Description of the task —
Gather all lines from the material that contain the word "válaszidő".

[Extracted data entries]
>> BEGIN

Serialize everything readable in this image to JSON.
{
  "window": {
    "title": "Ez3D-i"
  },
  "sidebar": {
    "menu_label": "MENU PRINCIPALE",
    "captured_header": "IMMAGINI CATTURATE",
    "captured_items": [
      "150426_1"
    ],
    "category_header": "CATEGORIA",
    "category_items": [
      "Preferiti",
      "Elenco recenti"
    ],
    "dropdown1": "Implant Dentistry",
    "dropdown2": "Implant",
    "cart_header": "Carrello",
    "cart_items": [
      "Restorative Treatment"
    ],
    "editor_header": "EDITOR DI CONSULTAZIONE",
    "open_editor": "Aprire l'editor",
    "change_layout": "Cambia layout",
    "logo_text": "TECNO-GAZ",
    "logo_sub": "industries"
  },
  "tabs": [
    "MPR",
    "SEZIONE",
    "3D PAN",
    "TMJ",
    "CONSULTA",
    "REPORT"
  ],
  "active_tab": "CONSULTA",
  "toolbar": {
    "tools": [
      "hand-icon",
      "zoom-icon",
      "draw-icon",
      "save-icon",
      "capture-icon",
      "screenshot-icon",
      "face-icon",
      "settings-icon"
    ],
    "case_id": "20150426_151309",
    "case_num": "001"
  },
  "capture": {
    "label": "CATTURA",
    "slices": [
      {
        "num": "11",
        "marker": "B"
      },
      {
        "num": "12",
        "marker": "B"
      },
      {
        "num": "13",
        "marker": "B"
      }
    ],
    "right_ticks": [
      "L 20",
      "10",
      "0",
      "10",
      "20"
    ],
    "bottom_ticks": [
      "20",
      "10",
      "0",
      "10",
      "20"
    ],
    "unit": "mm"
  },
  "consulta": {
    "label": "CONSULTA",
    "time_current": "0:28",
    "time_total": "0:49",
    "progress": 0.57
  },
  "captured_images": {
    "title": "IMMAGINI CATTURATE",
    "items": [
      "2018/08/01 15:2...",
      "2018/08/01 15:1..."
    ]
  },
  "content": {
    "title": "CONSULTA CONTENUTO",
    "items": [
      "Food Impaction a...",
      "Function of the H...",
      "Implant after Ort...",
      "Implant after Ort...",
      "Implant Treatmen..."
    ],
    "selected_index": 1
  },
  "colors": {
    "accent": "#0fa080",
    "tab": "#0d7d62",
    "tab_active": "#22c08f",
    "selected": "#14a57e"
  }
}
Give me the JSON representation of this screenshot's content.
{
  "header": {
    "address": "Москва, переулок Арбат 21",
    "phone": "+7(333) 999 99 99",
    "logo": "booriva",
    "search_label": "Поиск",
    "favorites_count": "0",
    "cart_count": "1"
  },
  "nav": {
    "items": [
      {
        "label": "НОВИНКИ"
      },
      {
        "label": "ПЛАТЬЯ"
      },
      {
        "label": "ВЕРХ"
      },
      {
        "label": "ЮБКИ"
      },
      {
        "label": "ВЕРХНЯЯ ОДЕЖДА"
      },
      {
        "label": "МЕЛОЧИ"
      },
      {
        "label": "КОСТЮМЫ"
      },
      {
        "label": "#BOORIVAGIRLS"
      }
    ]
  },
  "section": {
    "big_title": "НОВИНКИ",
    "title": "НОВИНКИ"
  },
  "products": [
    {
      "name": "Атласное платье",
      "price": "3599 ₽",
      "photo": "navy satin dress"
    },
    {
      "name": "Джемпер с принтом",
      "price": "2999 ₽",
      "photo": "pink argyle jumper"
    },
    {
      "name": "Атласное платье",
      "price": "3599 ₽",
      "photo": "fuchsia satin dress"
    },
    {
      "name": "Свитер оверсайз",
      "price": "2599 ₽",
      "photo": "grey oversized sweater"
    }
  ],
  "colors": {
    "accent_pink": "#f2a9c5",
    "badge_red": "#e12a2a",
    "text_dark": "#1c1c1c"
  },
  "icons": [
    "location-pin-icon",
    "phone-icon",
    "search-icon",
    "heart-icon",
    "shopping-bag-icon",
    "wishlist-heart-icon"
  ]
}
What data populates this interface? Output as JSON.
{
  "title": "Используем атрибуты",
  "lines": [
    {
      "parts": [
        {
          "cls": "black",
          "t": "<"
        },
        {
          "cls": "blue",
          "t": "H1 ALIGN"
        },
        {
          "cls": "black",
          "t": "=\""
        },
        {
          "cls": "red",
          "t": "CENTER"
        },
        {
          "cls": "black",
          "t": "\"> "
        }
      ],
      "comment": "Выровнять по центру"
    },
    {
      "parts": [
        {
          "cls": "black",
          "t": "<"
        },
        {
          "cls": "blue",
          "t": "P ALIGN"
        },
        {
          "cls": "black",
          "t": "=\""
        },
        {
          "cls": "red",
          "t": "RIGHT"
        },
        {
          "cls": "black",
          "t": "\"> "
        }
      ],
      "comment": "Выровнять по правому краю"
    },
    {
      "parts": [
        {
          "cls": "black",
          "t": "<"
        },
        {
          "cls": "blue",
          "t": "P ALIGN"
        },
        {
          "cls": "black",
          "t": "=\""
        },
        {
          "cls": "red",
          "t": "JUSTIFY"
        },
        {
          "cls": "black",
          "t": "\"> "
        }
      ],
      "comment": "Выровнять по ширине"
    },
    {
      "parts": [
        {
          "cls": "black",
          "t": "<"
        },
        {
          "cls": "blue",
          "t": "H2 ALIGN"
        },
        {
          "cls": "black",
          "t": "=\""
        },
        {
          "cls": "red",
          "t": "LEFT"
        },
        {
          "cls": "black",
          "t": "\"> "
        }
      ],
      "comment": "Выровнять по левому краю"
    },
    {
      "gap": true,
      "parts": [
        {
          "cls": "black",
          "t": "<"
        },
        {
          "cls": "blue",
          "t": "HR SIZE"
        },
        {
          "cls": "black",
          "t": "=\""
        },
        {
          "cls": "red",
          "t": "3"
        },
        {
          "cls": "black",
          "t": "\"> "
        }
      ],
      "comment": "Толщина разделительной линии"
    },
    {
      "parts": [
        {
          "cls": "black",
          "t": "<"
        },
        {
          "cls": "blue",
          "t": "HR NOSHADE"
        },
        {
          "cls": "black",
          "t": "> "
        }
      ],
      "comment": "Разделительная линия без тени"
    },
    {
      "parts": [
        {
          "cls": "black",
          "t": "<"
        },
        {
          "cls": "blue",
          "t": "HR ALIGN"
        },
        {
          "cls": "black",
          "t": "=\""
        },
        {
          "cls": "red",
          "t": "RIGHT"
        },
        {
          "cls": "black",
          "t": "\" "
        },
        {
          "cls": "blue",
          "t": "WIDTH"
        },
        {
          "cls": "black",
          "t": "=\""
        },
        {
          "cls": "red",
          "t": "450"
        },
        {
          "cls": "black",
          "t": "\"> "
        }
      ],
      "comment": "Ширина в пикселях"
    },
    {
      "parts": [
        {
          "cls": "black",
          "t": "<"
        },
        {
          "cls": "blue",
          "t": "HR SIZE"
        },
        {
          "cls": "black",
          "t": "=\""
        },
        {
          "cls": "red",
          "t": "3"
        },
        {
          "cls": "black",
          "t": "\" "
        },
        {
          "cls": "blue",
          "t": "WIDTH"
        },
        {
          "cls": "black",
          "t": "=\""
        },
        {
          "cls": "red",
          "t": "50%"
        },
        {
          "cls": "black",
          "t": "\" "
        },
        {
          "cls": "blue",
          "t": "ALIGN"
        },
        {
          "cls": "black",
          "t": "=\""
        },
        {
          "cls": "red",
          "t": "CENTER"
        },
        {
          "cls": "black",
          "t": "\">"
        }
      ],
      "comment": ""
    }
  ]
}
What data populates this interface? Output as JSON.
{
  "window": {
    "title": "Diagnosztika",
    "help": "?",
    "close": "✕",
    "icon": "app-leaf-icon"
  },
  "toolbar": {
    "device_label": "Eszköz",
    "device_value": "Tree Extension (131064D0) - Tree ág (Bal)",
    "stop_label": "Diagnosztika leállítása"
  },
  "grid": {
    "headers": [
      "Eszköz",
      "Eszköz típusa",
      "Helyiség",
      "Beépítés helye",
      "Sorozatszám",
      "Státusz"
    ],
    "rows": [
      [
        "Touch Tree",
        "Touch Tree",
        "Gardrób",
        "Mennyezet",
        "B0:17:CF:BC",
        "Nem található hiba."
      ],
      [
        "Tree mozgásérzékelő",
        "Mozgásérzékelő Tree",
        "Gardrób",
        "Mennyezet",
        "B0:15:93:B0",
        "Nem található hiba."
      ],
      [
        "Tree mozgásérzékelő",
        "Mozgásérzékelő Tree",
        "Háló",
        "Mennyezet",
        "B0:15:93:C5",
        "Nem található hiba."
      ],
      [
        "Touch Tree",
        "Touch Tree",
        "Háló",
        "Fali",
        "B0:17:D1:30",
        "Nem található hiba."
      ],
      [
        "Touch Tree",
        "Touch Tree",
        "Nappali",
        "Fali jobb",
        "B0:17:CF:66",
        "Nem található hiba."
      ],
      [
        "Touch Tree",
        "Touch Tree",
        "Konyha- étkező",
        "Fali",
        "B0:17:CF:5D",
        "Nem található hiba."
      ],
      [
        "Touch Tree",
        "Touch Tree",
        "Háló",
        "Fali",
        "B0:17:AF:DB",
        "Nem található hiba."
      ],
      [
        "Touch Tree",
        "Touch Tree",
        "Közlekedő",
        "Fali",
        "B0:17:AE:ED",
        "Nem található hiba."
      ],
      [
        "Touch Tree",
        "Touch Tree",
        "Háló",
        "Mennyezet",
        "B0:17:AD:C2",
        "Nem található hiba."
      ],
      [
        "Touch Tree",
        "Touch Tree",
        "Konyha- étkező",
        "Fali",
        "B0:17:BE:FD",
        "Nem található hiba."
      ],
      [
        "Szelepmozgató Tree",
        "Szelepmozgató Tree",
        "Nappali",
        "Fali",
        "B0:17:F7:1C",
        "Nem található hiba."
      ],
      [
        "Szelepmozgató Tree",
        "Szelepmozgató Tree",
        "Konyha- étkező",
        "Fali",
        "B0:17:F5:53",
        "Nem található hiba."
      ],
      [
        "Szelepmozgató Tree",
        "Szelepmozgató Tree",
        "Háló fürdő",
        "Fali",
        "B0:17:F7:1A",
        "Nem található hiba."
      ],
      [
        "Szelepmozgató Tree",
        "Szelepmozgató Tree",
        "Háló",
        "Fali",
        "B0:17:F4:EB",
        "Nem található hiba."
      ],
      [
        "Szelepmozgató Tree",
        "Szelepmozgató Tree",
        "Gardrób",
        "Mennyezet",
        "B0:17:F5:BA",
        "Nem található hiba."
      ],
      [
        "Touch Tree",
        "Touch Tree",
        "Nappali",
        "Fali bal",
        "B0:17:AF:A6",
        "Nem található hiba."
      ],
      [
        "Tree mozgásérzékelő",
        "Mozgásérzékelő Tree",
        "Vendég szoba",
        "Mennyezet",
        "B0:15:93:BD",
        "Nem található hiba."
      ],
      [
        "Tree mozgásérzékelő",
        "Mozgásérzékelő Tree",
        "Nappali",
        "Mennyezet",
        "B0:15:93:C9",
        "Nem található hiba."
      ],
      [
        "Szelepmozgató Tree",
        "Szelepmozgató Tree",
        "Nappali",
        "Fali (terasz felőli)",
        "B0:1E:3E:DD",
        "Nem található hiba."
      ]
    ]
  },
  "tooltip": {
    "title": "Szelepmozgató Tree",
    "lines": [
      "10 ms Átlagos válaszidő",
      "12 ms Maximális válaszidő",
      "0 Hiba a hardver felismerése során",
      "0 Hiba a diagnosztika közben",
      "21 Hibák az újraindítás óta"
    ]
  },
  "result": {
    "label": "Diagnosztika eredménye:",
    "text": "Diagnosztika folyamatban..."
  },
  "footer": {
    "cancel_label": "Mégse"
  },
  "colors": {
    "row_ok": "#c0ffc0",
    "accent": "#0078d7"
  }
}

>> END

Correct response —
      "10 ms Átlagos válaszidő",
      "12 ms Maximális válaszidő",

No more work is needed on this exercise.